**Records for the task:**
========================

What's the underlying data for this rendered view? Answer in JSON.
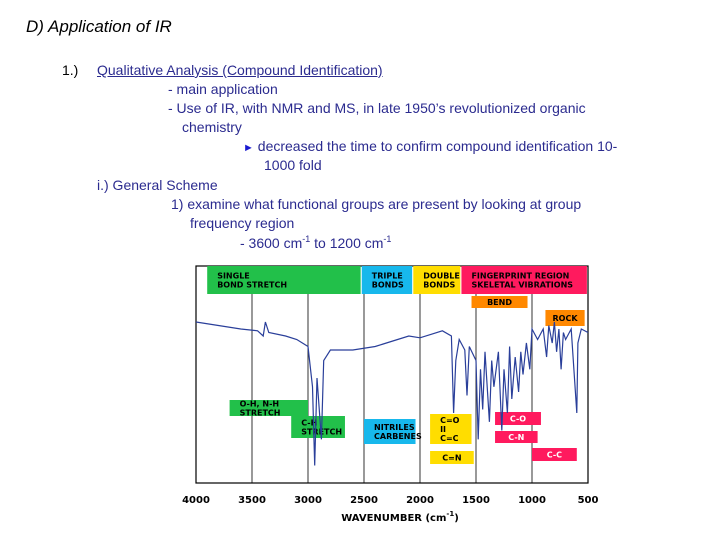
{
  "slide": {
    "title": "D) Application of IR",
    "item_number": "1.)",
    "heading": "Qualitative Analysis (Compound Identification)",
    "line1": "- main application",
    "line2": "- Use of IR, with NMR and MS, in late 1950’s revolutionized organic",
    "line2b": "chemistry",
    "bullet_glyph": "►",
    "line3": "decreased the time to confirm compound identification 10-",
    "line3b": "1000 fold",
    "sub_heading": "i.) General Scheme",
    "step1": "1) examine what functional groups are present by looking at group",
    "step1b": "frequency region",
    "range_prefix": "- 3600 cm",
    "range_exp1": "-1",
    "range_mid": " to 1200 cm",
    "range_exp2": "-1"
  },
  "chart_data": {
    "type": "line",
    "title": "",
    "xlabel_prefix": "WAVENUMBER (cm",
    "xlabel_exp": "-1",
    "xlabel_suffix": ")",
    "xlim": [
      4000,
      500
    ],
    "ylabel": "",
    "grid": true,
    "x_ticks": [
      "4000",
      "3500",
      "3000",
      "2500",
      "2000",
      "1500",
      "1000",
      "500"
    ],
    "regions": [
      {
        "name": "single-bond-stretch",
        "lines": [
          "SINGLE",
          "BOND STRETCH"
        ],
        "color": "#22c04a"
      },
      {
        "name": "triple-bonds",
        "lines": [
          "TRIPLE",
          "BONDS"
        ],
        "color": "#17b8ec"
      },
      {
        "name": "double-bonds",
        "lines": [
          "DOUBLE",
          "BONDS"
        ],
        "color": "#ffdd00"
      },
      {
        "name": "fingerprint-region",
        "lines": [
          "FINGERPRINT REGION",
          "SKELETAL VIBRATIONS"
        ],
        "color": "#ff1a5e"
      },
      {
        "name": "bend",
        "lines": [
          "BEND"
        ],
        "color": "#ff8800"
      },
      {
        "name": "rock",
        "lines": [
          "ROCK"
        ],
        "color": "#ff8800"
      }
    ],
    "annotations": [
      {
        "name": "oh-nh-stretch",
        "lines": [
          "O-H, N-H",
          "STRETCH"
        ],
        "color": "#22c04a"
      },
      {
        "name": "ch-stretch",
        "lines": [
          "C-H",
          "STRETCH"
        ],
        "color": "#22c04a"
      },
      {
        "name": "nitriles-carbenes",
        "lines": [
          "NITRILES",
          "CARBENES"
        ],
        "color": "#17b8ec"
      },
      {
        "name": "co-cc-double",
        "lines": [
          "C=O",
          "II",
          "C=C"
        ],
        "color": "#ffdd00"
      },
      {
        "name": "cn-double",
        "lines": [
          "C=N"
        ],
        "color": "#ffdd00"
      },
      {
        "name": "c-o-single",
        "lines": [
          "C-O"
        ],
        "color": "#ff1a5e"
      },
      {
        "name": "c-n-single",
        "lines": [
          "C-N"
        ],
        "color": "#ff1a5e"
      },
      {
        "name": "c-c-single",
        "lines": [
          "C-C"
        ],
        "color": "#ff1a5e"
      }
    ],
    "spectrum": [
      [
        4000,
        8
      ],
      [
        3800,
        10
      ],
      [
        3600,
        12
      ],
      [
        3450,
        13
      ],
      [
        3400,
        16
      ],
      [
        3380,
        8
      ],
      [
        3350,
        14
      ],
      [
        3200,
        16
      ],
      [
        3100,
        18
      ],
      [
        3000,
        22
      ],
      [
        2960,
        45
      ],
      [
        2940,
        90
      ],
      [
        2920,
        40
      ],
      [
        2880,
        75
      ],
      [
        2860,
        30
      ],
      [
        2800,
        24
      ],
      [
        2600,
        24
      ],
      [
        2400,
        22
      ],
      [
        2200,
        18
      ],
      [
        2100,
        16
      ],
      [
        2000,
        17
      ],
      [
        1900,
        15
      ],
      [
        1800,
        13
      ],
      [
        1720,
        16
      ],
      [
        1700,
        60
      ],
      [
        1680,
        30
      ],
      [
        1650,
        18
      ],
      [
        1600,
        24
      ],
      [
        1580,
        50
      ],
      [
        1560,
        22
      ],
      [
        1500,
        30
      ],
      [
        1480,
        75
      ],
      [
        1460,
        35
      ],
      [
        1440,
        58
      ],
      [
        1420,
        25
      ],
      [
        1380,
        65
      ],
      [
        1360,
        30
      ],
      [
        1340,
        45
      ],
      [
        1300,
        25
      ],
      [
        1270,
        70
      ],
      [
        1250,
        35
      ],
      [
        1220,
        60
      ],
      [
        1200,
        22
      ],
      [
        1180,
        52
      ],
      [
        1150,
        28
      ],
      [
        1120,
        48
      ],
      [
        1100,
        25
      ],
      [
        1080,
        38
      ],
      [
        1050,
        20
      ],
      [
        1020,
        35
      ],
      [
        1000,
        12
      ],
      [
        950,
        18
      ],
      [
        900,
        12
      ],
      [
        870,
        28
      ],
      [
        850,
        10
      ],
      [
        820,
        20
      ],
      [
        800,
        8
      ],
      [
        780,
        25
      ],
      [
        760,
        12
      ],
      [
        740,
        35
      ],
      [
        720,
        14
      ],
      [
        700,
        18
      ],
      [
        650,
        12
      ],
      [
        600,
        60
      ],
      [
        590,
        20
      ],
      [
        560,
        12
      ],
      [
        500,
        14
      ]
    ]
  }
}
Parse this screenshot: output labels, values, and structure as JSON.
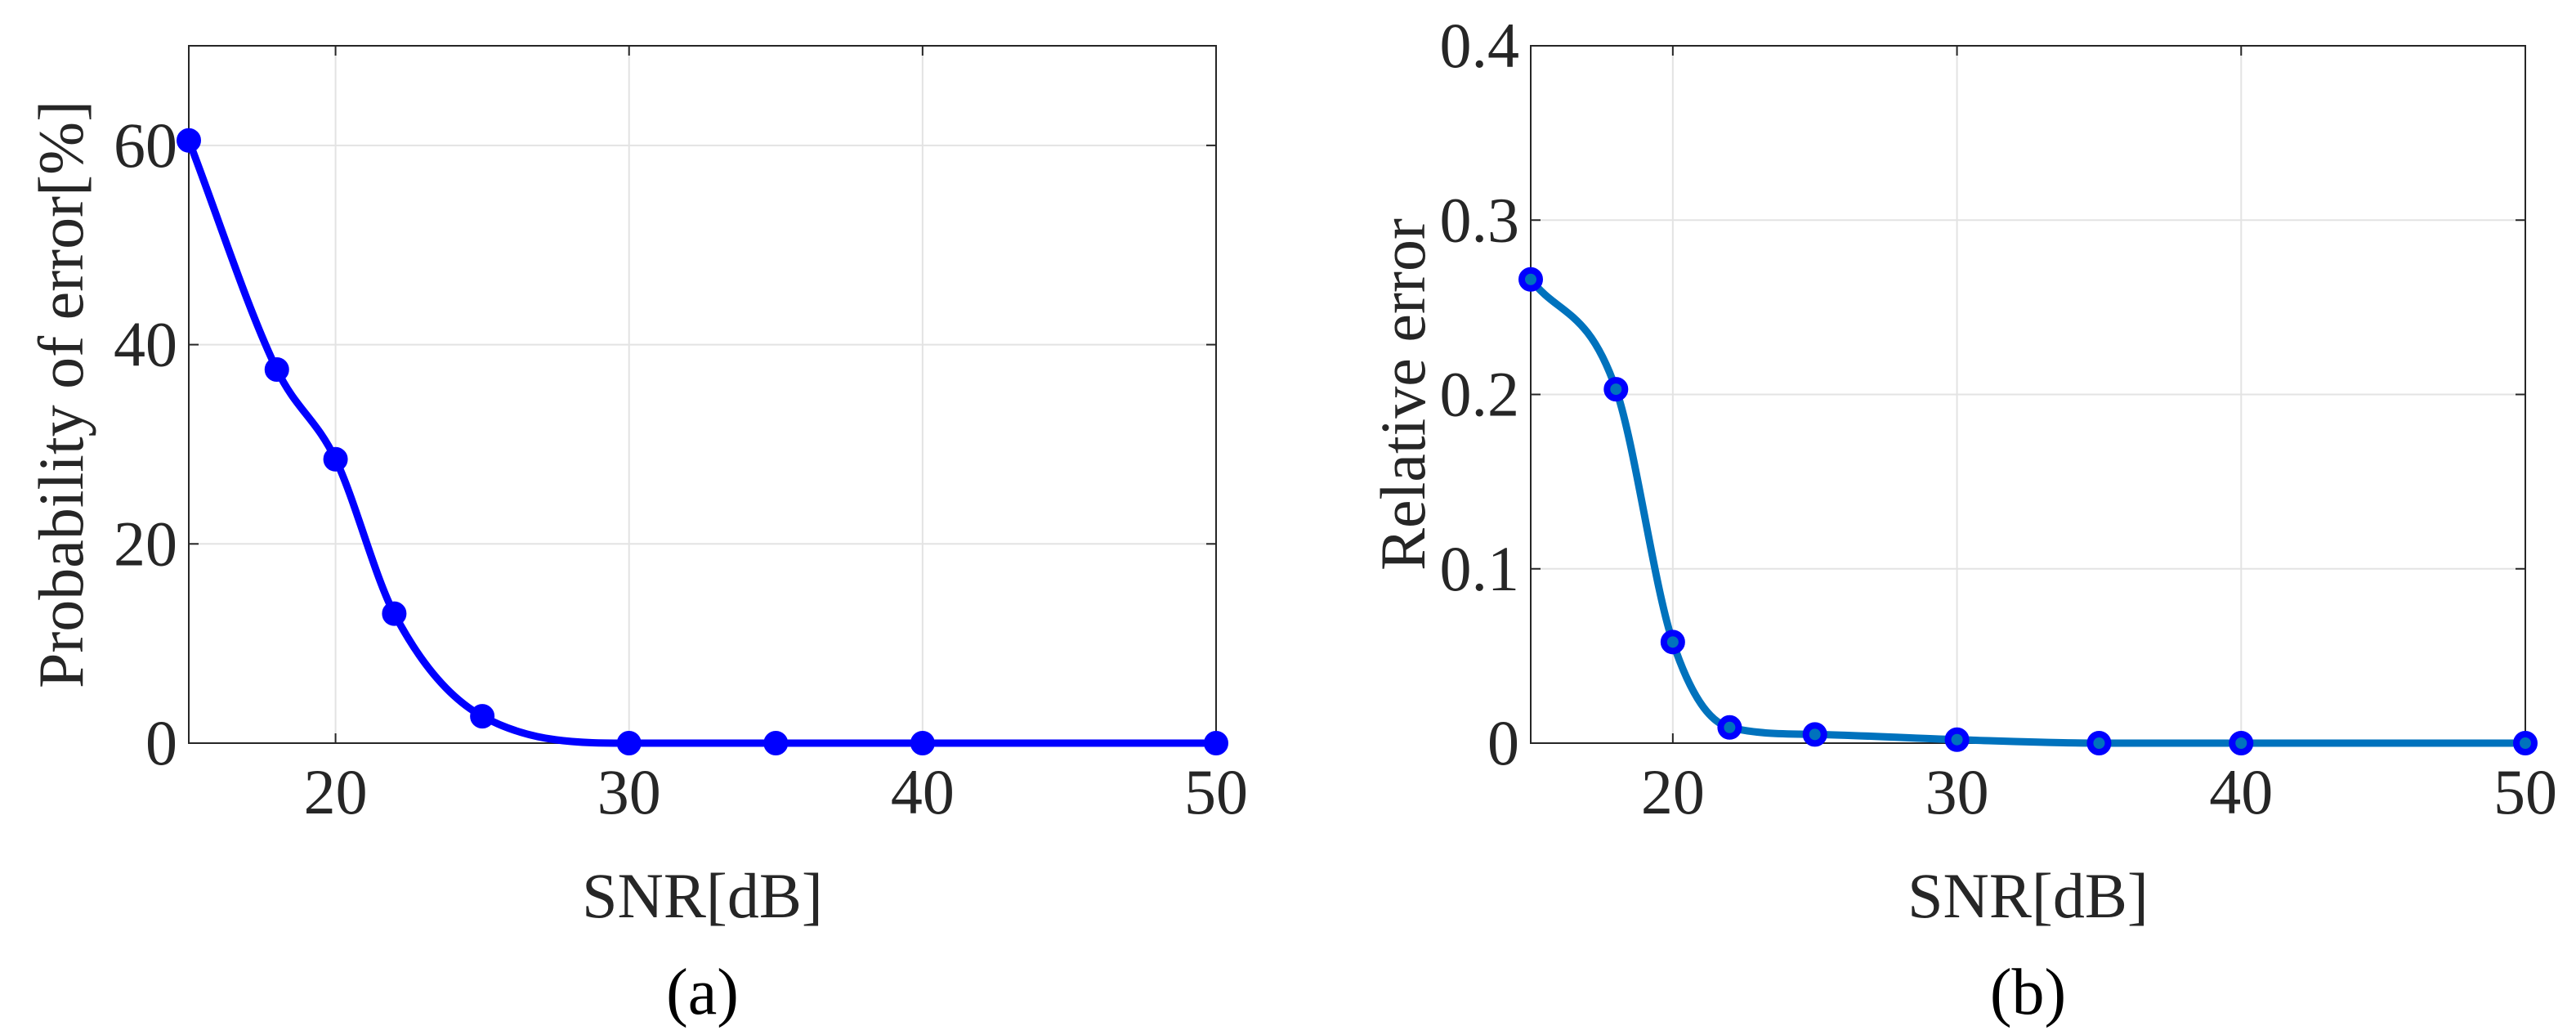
{
  "chart_data": [
    {
      "type": "line",
      "xlabel": "SNR[dB]",
      "ylabel": "Probability of error[%]",
      "caption": "(a)",
      "x": [
        15,
        18,
        20,
        22,
        25,
        30,
        35,
        40,
        50
      ],
      "series": [
        {
          "color": "#0000ff",
          "marker_color": "#0000ff",
          "values": [
            60.5,
            37.5,
            28.5,
            13,
            2.7,
            0,
            0,
            0,
            0
          ]
        }
      ],
      "xlim": [
        15,
        50
      ],
      "xticks": [
        20,
        30,
        40,
        50
      ],
      "ylim": [
        0,
        70
      ],
      "yticks": [
        0,
        20,
        40,
        60
      ],
      "grid": true
    },
    {
      "type": "line",
      "xlabel": "SNR[dB]",
      "ylabel": "Relative error",
      "caption": "(b)",
      "x": [
        15,
        18,
        20,
        22,
        25,
        30,
        35,
        40,
        50
      ],
      "series": [
        {
          "color": "#0072bd",
          "marker_color": "#0000ff",
          "values": [
            0.266,
            0.203,
            0.058,
            0.009,
            0.005,
            0.002,
            0,
            0,
            0
          ]
        }
      ],
      "xlim": [
        15,
        50
      ],
      "xticks": [
        20,
        30,
        40,
        50
      ],
      "ylim": [
        0,
        0.4
      ],
      "yticks": [
        0,
        0.1,
        0.2,
        0.3,
        0.4
      ],
      "grid": true
    }
  ]
}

========================

**What is asked:**
For the string "this", count the lines of the entries above that include it; answer with the number only.

**Full solution:**
2